**SET TASK**
Omit every picture, then give all the entries again exactly.

**DATA**
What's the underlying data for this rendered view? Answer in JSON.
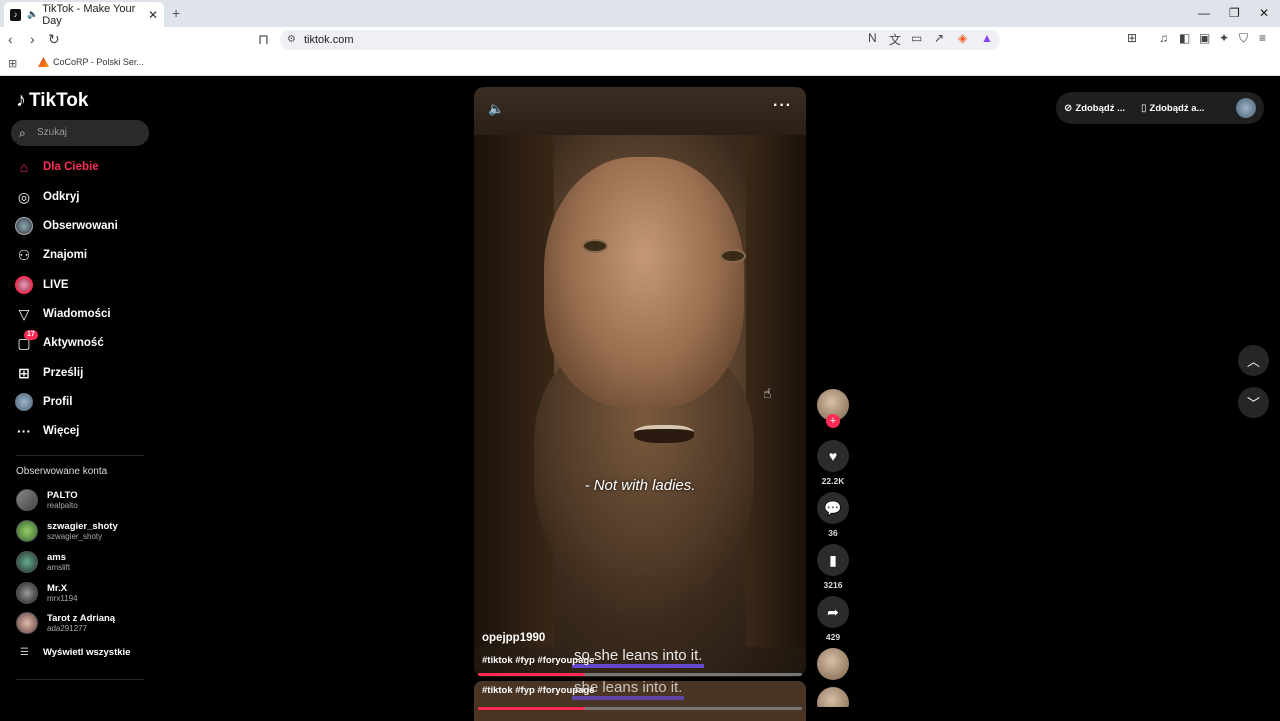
{
  "browser": {
    "tab_title": "TikTok - Make Your Day",
    "url": "tiktok.com",
    "bookmark": "CoCoRP - Polski Ser...",
    "new_tab": "+"
  },
  "app": {
    "logo": "TikTok",
    "search_placeholder": "Szukaj",
    "nav": [
      {
        "label": "Dla Ciebie",
        "icon": "home-icon"
      },
      {
        "label": "Odkryj",
        "icon": "compass-icon"
      },
      {
        "label": "Obserwowani",
        "icon": "following-avatar-icon"
      },
      {
        "label": "Znajomi",
        "icon": "friends-icon"
      },
      {
        "label": "LIVE",
        "icon": "live-icon"
      },
      {
        "label": "Wiadomości",
        "icon": "messages-icon"
      },
      {
        "label": "Aktywność",
        "icon": "activity-icon",
        "badge": "17"
      },
      {
        "label": "Prześlij",
        "icon": "upload-icon"
      },
      {
        "label": "Profil",
        "icon": "profile-avatar-icon"
      },
      {
        "label": "Więcej",
        "icon": "more-icon"
      }
    ],
    "followed_section": "Obserwowane konta",
    "followed": [
      {
        "name": "PALTO",
        "handle": "realpalto"
      },
      {
        "name": "szwagier_shoty",
        "handle": "szwagier_shoty"
      },
      {
        "name": "ams",
        "handle": "amslift"
      },
      {
        "name": "Mr.X",
        "handle": "mrx1194"
      },
      {
        "name": "Tarot z Adrianą",
        "handle": "ada291277"
      }
    ],
    "see_all": "Wyświetl wszystkie",
    "top_buttons": [
      "Zdobądź ...",
      "Zdobądź a..."
    ]
  },
  "video": {
    "caption": "- Not with ladies.",
    "author": "opejpp1990",
    "tags": "#tiktok #fyp #foryoupage",
    "overlay_subtitle": "so she leans into it.",
    "progress": 0.33
  },
  "next_video": {
    "tags": "#tiktok #fyp #foryoupage",
    "overlay_subtitle": "she leans into it.",
    "progress": 0.33
  },
  "actions": {
    "likes": "22.2K",
    "comments": "36",
    "saves": "3216",
    "shares": "429"
  },
  "colors": {
    "accent": "#fe2c55",
    "background": "#000000"
  }
}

**FINAL ANSWER**
What's the underlying data for this rendered view? Answer in JSON.
{
  "browser": {
    "tab_title": "TikTok - Make Your Day",
    "url": "tiktok.com",
    "bookmark": "CoCoRP - Polski Ser...",
    "new_tab": "+"
  },
  "app": {
    "logo": "TikTok",
    "search_placeholder": "Szukaj",
    "nav": [
      {
        "label": "Dla Ciebie",
        "icon": "home-icon"
      },
      {
        "label": "Odkryj",
        "icon": "compass-icon"
      },
      {
        "label": "Obserwowani",
        "icon": "following-avatar-icon"
      },
      {
        "label": "Znajomi",
        "icon": "friends-icon"
      },
      {
        "label": "LIVE",
        "icon": "live-icon"
      },
      {
        "label": "Wiadomości",
        "icon": "messages-icon"
      },
      {
        "label": "Aktywność",
        "icon": "activity-icon",
        "badge": "17"
      },
      {
        "label": "Prześlij",
        "icon": "upload-icon"
      },
      {
        "label": "Profil",
        "icon": "profile-avatar-icon"
      },
      {
        "label": "Więcej",
        "icon": "more-icon"
      }
    ],
    "followed_section": "Obserwowane konta",
    "followed": [
      {
        "name": "PALTO",
        "handle": "realpalto"
      },
      {
        "name": "szwagier_shoty",
        "handle": "szwagier_shoty"
      },
      {
        "name": "ams",
        "handle": "amslift"
      },
      {
        "name": "Mr.X",
        "handle": "mrx1194"
      },
      {
        "name": "Tarot z Adrianą",
        "handle": "ada291277"
      }
    ],
    "see_all": "Wyświetl wszystkie",
    "top_buttons": [
      "Zdobądź ...",
      "Zdobądź a..."
    ]
  },
  "video": {
    "caption": "- Not with ladies.",
    "author": "opejpp1990",
    "tags": "#tiktok #fyp #foryoupage",
    "overlay_subtitle": "so she leans into it.",
    "progress": 0.33
  },
  "next_video": {
    "tags": "#tiktok #fyp #foryoupage",
    "overlay_subtitle": "she leans into it.",
    "progress": 0.33
  },
  "actions": {
    "likes": "22.2K",
    "comments": "36",
    "saves": "3216",
    "shares": "429"
  },
  "colors": {
    "accent": "#fe2c55",
    "background": "#000000"
  }
}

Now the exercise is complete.